# Record list:
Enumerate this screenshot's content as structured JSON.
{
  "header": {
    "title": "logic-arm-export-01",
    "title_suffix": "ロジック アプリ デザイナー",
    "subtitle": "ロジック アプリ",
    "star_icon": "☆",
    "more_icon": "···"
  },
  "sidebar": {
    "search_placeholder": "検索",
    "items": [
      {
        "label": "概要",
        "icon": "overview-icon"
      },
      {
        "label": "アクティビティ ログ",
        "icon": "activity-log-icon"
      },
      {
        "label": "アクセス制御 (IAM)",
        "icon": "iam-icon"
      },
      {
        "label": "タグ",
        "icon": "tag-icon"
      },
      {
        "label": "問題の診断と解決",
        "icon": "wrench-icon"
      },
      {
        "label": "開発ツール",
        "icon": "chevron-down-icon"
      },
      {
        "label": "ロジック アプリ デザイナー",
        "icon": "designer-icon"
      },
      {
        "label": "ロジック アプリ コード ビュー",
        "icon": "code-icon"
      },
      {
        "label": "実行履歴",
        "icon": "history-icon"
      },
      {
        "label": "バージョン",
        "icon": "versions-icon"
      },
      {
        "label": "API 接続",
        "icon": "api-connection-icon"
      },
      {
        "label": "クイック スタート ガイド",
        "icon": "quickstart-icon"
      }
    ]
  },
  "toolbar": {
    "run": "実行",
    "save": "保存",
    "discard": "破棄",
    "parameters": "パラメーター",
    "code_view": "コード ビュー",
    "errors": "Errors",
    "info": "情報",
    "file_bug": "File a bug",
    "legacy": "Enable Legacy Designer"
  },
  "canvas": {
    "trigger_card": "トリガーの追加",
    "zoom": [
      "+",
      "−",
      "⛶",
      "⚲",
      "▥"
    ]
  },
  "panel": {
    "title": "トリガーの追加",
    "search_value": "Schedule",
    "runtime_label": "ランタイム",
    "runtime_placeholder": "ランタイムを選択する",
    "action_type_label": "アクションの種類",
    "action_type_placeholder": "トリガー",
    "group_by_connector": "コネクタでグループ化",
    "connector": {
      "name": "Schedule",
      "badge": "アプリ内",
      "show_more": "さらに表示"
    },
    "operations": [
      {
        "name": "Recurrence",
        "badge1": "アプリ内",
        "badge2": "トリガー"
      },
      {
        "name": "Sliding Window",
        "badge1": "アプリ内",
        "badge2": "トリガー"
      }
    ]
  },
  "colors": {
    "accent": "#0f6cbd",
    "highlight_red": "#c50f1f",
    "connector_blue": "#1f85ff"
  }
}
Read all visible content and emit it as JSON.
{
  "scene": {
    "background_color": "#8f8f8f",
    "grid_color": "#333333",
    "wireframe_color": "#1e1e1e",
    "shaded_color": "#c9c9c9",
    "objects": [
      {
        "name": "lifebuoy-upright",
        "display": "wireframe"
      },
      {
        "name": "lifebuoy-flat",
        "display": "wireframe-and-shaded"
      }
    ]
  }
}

# Problem:
Extract the whole listing, character for character.

# Task result:
Enumerate this screenshot's content as structured JSON.
{
  "header": {
    "title": "logic-arm-export-01",
    "title_suffix": "ロジック アプリ デザイナー",
    "subtitle": "ロジック アプリ",
    "star_icon": "☆",
    "more_icon": "···"
  },
  "sidebar": {
    "search_placeholder": "検索",
    "items": [
      {
        "label": "概要",
        "icon": "overview-icon"
      },
      {
        "label": "アクティビティ ログ",
        "icon": "activity-log-icon"
      },
      {
        "label": "アクセス制御 (IAM)",
        "icon": "iam-icon"
      },
      {
        "label": "タグ",
        "icon": "tag-icon"
      },
      {
        "label": "問題の診断と解決",
        "icon": "wrench-icon"
      },
      {
        "label": "開発ツール",
        "icon": "chevron-down-icon"
      },
      {
        "label": "ロジック アプリ デザイナー",
        "icon": "designer-icon"
      },
      {
        "label": "ロジック アプリ コード ビュー",
        "icon": "code-icon"
      },
      {
        "label": "実行履歴",
        "icon": "history-icon"
      },
      {
        "label": "バージョン",
        "icon": "versions-icon"
      },
      {
        "label": "API 接続",
        "icon": "api-connection-icon"
      },
      {
        "label": "クイック スタート ガイド",
        "icon": "quickstart-icon"
      }
    ]
  },
  "toolbar": {
    "run": "実行",
    "save": "保存",
    "discard": "破棄",
    "parameters": "パラメーター",
    "code_view": "コード ビュー",
    "errors": "Errors",
    "info": "情報",
    "file_bug": "File a bug",
    "legacy": "Enable Legacy Designer"
  },
  "canvas": {
    "trigger_card": "トリガーの追加",
    "zoom": [
      "+",
      "−",
      "⛶",
      "⚲",
      "▥"
    ]
  },
  "panel": {
    "title": "トリガーの追加",
    "search_value": "Schedule",
    "runtime_label": "ランタイム",
    "runtime_placeholder": "ランタイムを選択する",
    "action_type_label": "アクションの種類",
    "action_type_placeholder": "トリガー",
    "group_by_connector": "コネクタでグループ化",
    "connector": {
      "name": "Schedule",
      "badge": "アプリ内",
      "show_more": "さらに表示"
    },
    "operations": [
      {
        "name": "Recurrence",
        "badge1": "アプリ内",
        "badge2": "トリガー"
      },
      {
        "name": "Sliding Window",
        "badge1": "アプリ内",
        "badge2": "トリガー"
      }
    ]
  },
  "colors": {
    "accent": "#0f6cbd",
    "highlight_red": "#c50f1f",
    "connector_blue": "#1f85ff"
  }
}
Read all visible content and emit it as JSON.
{
  "scene": {
    "background_color": "#8f8f8f",
    "grid_color": "#333333",
    "wireframe_color": "#1e1e1e",
    "shaded_color": "#c9c9c9",
    "objects": [
      {
        "name": "lifebuoy-upright",
        "display": "wireframe"
      },
      {
        "name": "lifebuoy-flat",
        "display": "wireframe-and-shaded"
      }
    ]
  }
}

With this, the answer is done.